• [REQUIRED TASK] Repeat the material exactly as it appears.

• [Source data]
○ ○ ○ ○
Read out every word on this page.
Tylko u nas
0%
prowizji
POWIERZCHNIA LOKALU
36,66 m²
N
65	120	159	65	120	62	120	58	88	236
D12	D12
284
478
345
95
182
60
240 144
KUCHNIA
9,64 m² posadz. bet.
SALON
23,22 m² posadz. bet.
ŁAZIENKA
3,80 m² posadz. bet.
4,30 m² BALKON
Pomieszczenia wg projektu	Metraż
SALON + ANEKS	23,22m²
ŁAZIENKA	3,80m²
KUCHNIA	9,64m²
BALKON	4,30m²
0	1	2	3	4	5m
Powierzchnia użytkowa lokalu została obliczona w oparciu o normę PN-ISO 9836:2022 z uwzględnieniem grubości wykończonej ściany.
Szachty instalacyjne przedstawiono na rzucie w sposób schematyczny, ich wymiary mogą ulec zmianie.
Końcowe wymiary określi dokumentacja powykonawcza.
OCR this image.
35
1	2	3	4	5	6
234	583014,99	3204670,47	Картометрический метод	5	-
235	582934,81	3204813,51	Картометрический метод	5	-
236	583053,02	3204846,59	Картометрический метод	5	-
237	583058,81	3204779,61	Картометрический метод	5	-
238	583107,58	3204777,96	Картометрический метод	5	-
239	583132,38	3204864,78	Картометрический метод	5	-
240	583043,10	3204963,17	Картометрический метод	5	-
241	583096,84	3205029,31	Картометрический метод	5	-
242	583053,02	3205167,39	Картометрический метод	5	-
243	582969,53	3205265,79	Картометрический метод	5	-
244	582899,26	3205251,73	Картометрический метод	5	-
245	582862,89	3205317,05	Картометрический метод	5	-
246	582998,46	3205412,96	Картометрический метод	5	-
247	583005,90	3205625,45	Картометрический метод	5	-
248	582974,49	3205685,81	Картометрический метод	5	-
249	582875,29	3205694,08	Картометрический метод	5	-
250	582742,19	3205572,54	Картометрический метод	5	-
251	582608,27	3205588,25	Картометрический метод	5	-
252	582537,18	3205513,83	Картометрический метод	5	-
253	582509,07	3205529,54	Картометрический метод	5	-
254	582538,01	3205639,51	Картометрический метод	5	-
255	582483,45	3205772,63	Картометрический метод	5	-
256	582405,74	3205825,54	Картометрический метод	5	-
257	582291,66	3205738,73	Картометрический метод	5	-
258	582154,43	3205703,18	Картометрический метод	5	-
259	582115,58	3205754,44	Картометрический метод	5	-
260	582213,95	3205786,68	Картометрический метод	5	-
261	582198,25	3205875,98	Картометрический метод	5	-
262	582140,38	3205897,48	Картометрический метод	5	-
○ ○ ○ ○
• [ANSWER]
Read out every word on this page.
Tylko u nas
0%
prowizji
POWIERZCHNIA LOKALU
36,66 m²
N
65	120	159	65	120	62	120	58	88	236
D12	D12
284
478
345
95
182
60
240 144
KUCHNIA
9,64 m² posadz. bet.
SALON
23,22 m² posadz. bet.
ŁAZIENKA
3,80 m² posadz. bet.
4,30 m² BALKON
Pomieszczenia wg projektu	Metraż
SALON + ANEKS	23,22m²
ŁAZIENKA	3,80m²
KUCHNIA	9,64m²
BALKON	4,30m²
0	1	2	3	4	5m
Powierzchnia użytkowa lokalu została obliczona w oparciu o normę PN-ISO 9836:2022 z uwzględnieniem grubości wykończonej ściany.
Szachty instalacyjne przedstawiono na rzucie w sposób schematyczny, ich wymiary mogą ulec zmianie.
Końcowe wymiary określi dokumentacja powykonawcza.
OCR this image.
35
1	2	3	4	5	6
234	583014,99	3204670,47	Картометрический метод	5	-
235	582934,81	3204813,51	Картометрический метод	5	-
236	583053,02	3204846,59	Картометрический метод	5	-
237	583058,81	3204779,61	Картометрический метод	5	-
238	583107,58	3204777,96	Картометрический метод	5	-
239	583132,38	3204864,78	Картометрический метод	5	-
240	583043,10	3204963,17	Картометрический метод	5	-
241	583096,84	3205029,31	Картометрический метод	5	-
242	583053,02	3205167,39	Картометрический метод	5	-
243	582969,53	3205265,79	Картометрический метод	5	-
244	582899,26	3205251,73	Картометрический метод	5	-
245	582862,89	3205317,05	Картометрический метод	5	-
246	582998,46	3205412,96	Картометрический метод	5	-
247	583005,90	3205625,45	Картометрический метод	5	-
248	582974,49	3205685,81	Картометрический метод	5	-
249	582875,29	3205694,08	Картометрический метод	5	-
250	582742,19	3205572,54	Картометрический метод	5	-
251	582608,27	3205588,25	Картометрический метод	5	-
252	582537,18	3205513,83	Картометрический метод	5	-
253	582509,07	3205529,54	Картометрический метод	5	-
254	582538,01	3205639,51	Картометрический метод	5	-
255	582483,45	3205772,63	Картометрический метод	5	-
256	582405,74	3205825,54	Картометрический метод	5	-
257	582291,66	3205738,73	Картометрический метод	5	-
258	582154,43	3205703,18	Картометрический метод	5	-
259	582115,58	3205754,44	Картометрический метод	5	-
260	582213,95	3205786,68	Картометрический метод	5	-
261	582198,25	3205875,98	Картометрический метод	5	-
262	582140,38	3205897,48	Картометрический метод	5	-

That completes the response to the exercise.